■ **Goal of the exercise**
All of the data below should be written out exactly.

■ **Excerpted records**

** START **

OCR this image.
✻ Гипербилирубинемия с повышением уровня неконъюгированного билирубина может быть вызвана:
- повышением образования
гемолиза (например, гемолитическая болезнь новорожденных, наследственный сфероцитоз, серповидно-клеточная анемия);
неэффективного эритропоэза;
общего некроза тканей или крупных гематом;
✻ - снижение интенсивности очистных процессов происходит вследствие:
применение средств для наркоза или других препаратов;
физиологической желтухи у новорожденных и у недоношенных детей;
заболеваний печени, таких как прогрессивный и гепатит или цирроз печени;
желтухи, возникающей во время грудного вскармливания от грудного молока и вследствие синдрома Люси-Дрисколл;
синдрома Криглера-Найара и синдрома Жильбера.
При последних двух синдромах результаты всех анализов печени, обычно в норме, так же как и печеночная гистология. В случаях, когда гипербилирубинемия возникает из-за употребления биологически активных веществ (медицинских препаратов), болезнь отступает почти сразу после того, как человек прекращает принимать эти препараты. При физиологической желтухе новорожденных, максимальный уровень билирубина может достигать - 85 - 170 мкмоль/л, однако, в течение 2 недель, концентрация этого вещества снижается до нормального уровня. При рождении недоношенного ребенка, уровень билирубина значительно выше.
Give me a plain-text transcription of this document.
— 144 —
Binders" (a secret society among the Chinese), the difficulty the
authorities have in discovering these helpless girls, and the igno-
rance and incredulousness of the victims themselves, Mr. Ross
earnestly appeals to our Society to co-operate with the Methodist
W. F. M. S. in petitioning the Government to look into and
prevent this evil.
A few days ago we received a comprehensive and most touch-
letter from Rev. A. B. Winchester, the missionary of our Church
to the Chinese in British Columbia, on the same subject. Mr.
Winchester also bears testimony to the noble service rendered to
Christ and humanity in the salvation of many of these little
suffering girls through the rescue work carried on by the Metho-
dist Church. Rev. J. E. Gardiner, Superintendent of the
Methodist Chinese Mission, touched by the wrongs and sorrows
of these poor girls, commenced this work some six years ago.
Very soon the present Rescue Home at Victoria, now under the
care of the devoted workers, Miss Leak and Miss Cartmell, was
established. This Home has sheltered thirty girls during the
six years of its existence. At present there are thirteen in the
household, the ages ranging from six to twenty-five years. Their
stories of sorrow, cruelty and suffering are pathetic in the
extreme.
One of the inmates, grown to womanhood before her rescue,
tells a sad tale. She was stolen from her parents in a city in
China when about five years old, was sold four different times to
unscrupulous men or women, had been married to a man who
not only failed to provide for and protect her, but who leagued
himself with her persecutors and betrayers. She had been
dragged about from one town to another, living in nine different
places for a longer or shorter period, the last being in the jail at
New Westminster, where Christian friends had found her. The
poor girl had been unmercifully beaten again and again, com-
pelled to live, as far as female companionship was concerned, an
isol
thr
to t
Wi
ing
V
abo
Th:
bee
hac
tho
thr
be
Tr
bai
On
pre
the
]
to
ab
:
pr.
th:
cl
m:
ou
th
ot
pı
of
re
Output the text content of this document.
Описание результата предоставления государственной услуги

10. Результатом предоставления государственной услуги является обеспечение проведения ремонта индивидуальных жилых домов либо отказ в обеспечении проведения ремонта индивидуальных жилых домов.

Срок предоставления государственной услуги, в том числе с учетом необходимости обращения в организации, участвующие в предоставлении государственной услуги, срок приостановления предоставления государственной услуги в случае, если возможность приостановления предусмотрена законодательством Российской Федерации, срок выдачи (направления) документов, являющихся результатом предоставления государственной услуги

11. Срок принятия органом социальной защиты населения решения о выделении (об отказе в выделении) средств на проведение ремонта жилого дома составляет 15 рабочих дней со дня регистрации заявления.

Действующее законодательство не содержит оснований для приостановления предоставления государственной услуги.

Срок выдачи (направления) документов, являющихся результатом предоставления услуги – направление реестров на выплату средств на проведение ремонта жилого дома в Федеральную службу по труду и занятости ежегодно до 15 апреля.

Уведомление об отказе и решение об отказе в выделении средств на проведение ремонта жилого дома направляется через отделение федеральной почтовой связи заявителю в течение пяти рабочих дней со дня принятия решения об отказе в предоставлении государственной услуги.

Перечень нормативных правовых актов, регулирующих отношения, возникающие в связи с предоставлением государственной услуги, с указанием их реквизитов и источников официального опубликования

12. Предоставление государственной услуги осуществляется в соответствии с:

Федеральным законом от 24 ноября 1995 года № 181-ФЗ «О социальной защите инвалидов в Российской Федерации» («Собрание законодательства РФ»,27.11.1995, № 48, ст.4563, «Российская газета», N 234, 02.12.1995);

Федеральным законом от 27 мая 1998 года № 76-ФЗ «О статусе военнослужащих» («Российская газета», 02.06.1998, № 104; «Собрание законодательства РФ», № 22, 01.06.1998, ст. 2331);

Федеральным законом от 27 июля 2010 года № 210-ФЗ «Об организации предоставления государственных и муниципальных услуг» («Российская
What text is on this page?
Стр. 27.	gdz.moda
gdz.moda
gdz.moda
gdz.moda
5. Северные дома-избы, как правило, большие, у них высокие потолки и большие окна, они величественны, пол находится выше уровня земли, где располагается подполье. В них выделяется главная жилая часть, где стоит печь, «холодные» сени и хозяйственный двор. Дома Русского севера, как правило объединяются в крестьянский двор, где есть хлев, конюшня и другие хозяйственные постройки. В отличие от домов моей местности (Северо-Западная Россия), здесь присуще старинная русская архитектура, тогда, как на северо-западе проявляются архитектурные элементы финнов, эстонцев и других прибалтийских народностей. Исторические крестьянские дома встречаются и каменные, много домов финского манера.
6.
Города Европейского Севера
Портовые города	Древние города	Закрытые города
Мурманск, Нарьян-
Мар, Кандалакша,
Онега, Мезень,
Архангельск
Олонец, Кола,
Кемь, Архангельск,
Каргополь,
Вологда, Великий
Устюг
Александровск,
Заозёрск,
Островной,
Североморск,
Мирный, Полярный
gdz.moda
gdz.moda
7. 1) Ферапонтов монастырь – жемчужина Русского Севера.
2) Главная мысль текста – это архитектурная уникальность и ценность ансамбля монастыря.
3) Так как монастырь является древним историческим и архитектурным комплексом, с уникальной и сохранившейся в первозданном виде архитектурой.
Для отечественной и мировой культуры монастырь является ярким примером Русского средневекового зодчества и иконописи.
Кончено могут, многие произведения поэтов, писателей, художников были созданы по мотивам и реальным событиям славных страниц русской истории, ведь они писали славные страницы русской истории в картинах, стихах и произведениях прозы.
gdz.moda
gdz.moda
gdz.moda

** END **

■ **Right answer**
OCR this image.
✻ Гипербилирубинемия с повышением уровня неконъюгированного билирубина может быть вызвана:
- повышением образования
гемолиза (например, гемолитическая болезнь новорожденных, наследственный сфероцитоз, серповидно-клеточная анемия);
неэффективного эритропоэза;
общего некроза тканей или крупных гематом;
✻ - снижение интенсивности очистных процессов происходит вследствие:
применение средств для наркоза или других препаратов;
физиологической желтухи у новорожденных и у недоношенных детей;
заболеваний печени, таких как прогрессивный и гепатит или цирроз печени;
желтухи, возникающей во время грудного вскармливания от грудного молока и вследствие синдрома Люси-Дрисколл;
синдрома Криглера-Найара и синдрома Жильбера.
При последних двух синдромах результаты всех анализов печени, обычно в норме, так же как и печеночная гистология. В случаях, когда гипербилирубинемия возникает из-за употребления биологически активных веществ (медицинских препаратов), болезнь отступает почти сразу после того, как человек прекращает принимать эти препараты. При физиологической желтухе новорожденных, максимальный уровень билирубина может достигать - 85 - 170 мкмоль/л, однако, в течение 2 недель, концентрация этого вещества снижается до нормального уровня. При рождении недоношенного ребенка, уровень билирубина значительно выше.
Give me a plain-text transcription of this document.
— 144 —
Binders" (a secret society among the Chinese), the difficulty the
authorities have in discovering these helpless girls, and the igno-
rance and incredulousness of the victims themselves, Mr. Ross
earnestly appeals to our Society to co-operate with the Methodist
W. F. M. S. in petitioning the Government to look into and
prevent this evil.
A few days ago we received a comprehensive and most touch-
letter from Rev. A. B. Winchester, the missionary of our Church
to the Chinese in British Columbia, on the same subject. Mr.
Winchester also bears testimony to the noble service rendered to
Christ and humanity in the salvation of many of these little
suffering girls through the rescue work carried on by the Metho-
dist Church. Rev. J. E. Gardiner, Superintendent of the
Methodist Chinese Mission, touched by the wrongs and sorrows
of these poor girls, commenced this work some six years ago.
Very soon the present Rescue Home at Victoria, now under the
care of the devoted workers, Miss Leak and Miss Cartmell, was
established. This Home has sheltered thirty girls during the
six years of its existence. At present there are thirteen in the
household, the ages ranging from six to twenty-five years. Their
stories of sorrow, cruelty and suffering are pathetic in the
extreme.
One of the inmates, grown to womanhood before her rescue,
tells a sad tale. She was stolen from her parents in a city in
China when about five years old, was sold four different times to
unscrupulous men or women, had been married to a man who
not only failed to provide for and protect her, but who leagued
himself with her persecutors and betrayers. She had been
dragged about from one town to another, living in nine different
places for a longer or shorter period, the last being in the jail at
New Westminster, where Christian friends had found her. The
poor girl had been unmercifully beaten again and again, com-
pelled to live, as far as female companionship was concerned, an
isol
thr
to t
Wi
ing
V
abo
Th:
bee
hac
tho
thr
be
Tr
bai
On
pre
the
]
to
ab
:
pr.
th:
cl
m:
ou
th
ot
pı
of
re
Output the text content of this document.
Описание результата предоставления государственной услуги

10. Результатом предоставления государственной услуги является обеспечение проведения ремонта индивидуальных жилых домов либо отказ в обеспечении проведения ремонта индивидуальных жилых домов.

Срок предоставления государственной услуги, в том числе с учетом необходимости обращения в организации, участвующие в предоставлении государственной услуги, срок приостановления предоставления государственной услуги в случае, если возможность приостановления предусмотрена законодательством Российской Федерации, срок выдачи (направления) документов, являющихся результатом предоставления государственной услуги

11. Срок принятия органом социальной защиты населения решения о выделении (об отказе в выделении) средств на проведение ремонта жилого дома составляет 15 рабочих дней со дня регистрации заявления.

Действующее законодательство не содержит оснований для приостановления предоставления государственной услуги.

Срок выдачи (направления) документов, являющихся результатом предоставления услуги – направление реестров на выплату средств на проведение ремонта жилого дома в Федеральную службу по труду и занятости ежегодно до 15 апреля.

Уведомление об отказе и решение об отказе в выделении средств на проведение ремонта жилого дома направляется через отделение федеральной почтовой связи заявителю в течение пяти рабочих дней со дня принятия решения об отказе в предоставлении государственной услуги.

Перечень нормативных правовых актов, регулирующих отношения, возникающие в связи с предоставлением государственной услуги, с указанием их реквизитов и источников официального опубликования

12. Предоставление государственной услуги осуществляется в соответствии с:

Федеральным законом от 24 ноября 1995 года № 181-ФЗ «О социальной защите инвалидов в Российской Федерации» («Собрание законодательства РФ»,27.11.1995, № 48, ст.4563, «Российская газета», N 234, 02.12.1995);

Федеральным законом от 27 мая 1998 года № 76-ФЗ «О статусе военнослужащих» («Российская газета», 02.06.1998, № 104; «Собрание законодательства РФ», № 22, 01.06.1998, ст. 2331);

Федеральным законом от 27 июля 2010 года № 210-ФЗ «Об организации предоставления государственных и муниципальных услуг» («Российская
What text is on this page?
Стр. 27.	gdz.moda
gdz.moda
gdz.moda
gdz.moda
5. Северные дома-избы, как правило, большие, у них высокие потолки и большие окна, они величественны, пол находится выше уровня земли, где располагается подполье. В них выделяется главная жилая часть, где стоит печь, «холодные» сени и хозяйственный двор. Дома Русского севера, как правило объединяются в крестьянский двор, где есть хлев, конюшня и другие хозяйственные постройки. В отличие от домов моей местности (Северо-Западная Россия), здесь присуще старинная русская архитектура, тогда, как на северо-западе проявляются архитектурные элементы финнов, эстонцев и других прибалтийских народностей. Исторические крестьянские дома встречаются и каменные, много домов финского манера.
6.
Города Европейского Севера
Портовые города	Древние города	Закрытые города
Мурманск, Нарьян-
Мар, Кандалакша,
Онега, Мезень,
Архангельск
Олонец, Кола,
Кемь, Архангельск,
Каргополь,
Вологда, Великий
Устюг
Александровск,
Заозёрск,
Островной,
Североморск,
Мирный, Полярный
gdz.moda
gdz.moda
7. 1) Ферапонтов монастырь – жемчужина Русского Севера.
2) Главная мысль текста – это архитектурная уникальность и ценность ансамбля монастыря.
3) Так как монастырь является древним историческим и архитектурным комплексом, с уникальной и сохранившейся в первозданном виде архитектурой.
Для отечественной и мировой культуры монастырь является ярким примером Русского средневекового зодчества и иконописи.
Кончено могут, многие произведения поэтов, писателей, художников были созданы по мотивам и реальным событиям славных страниц русской истории, ведь они писали славные страницы русской истории в картинах, стихах и произведениях прозы.
gdz.moda
gdz.moda
gdz.moda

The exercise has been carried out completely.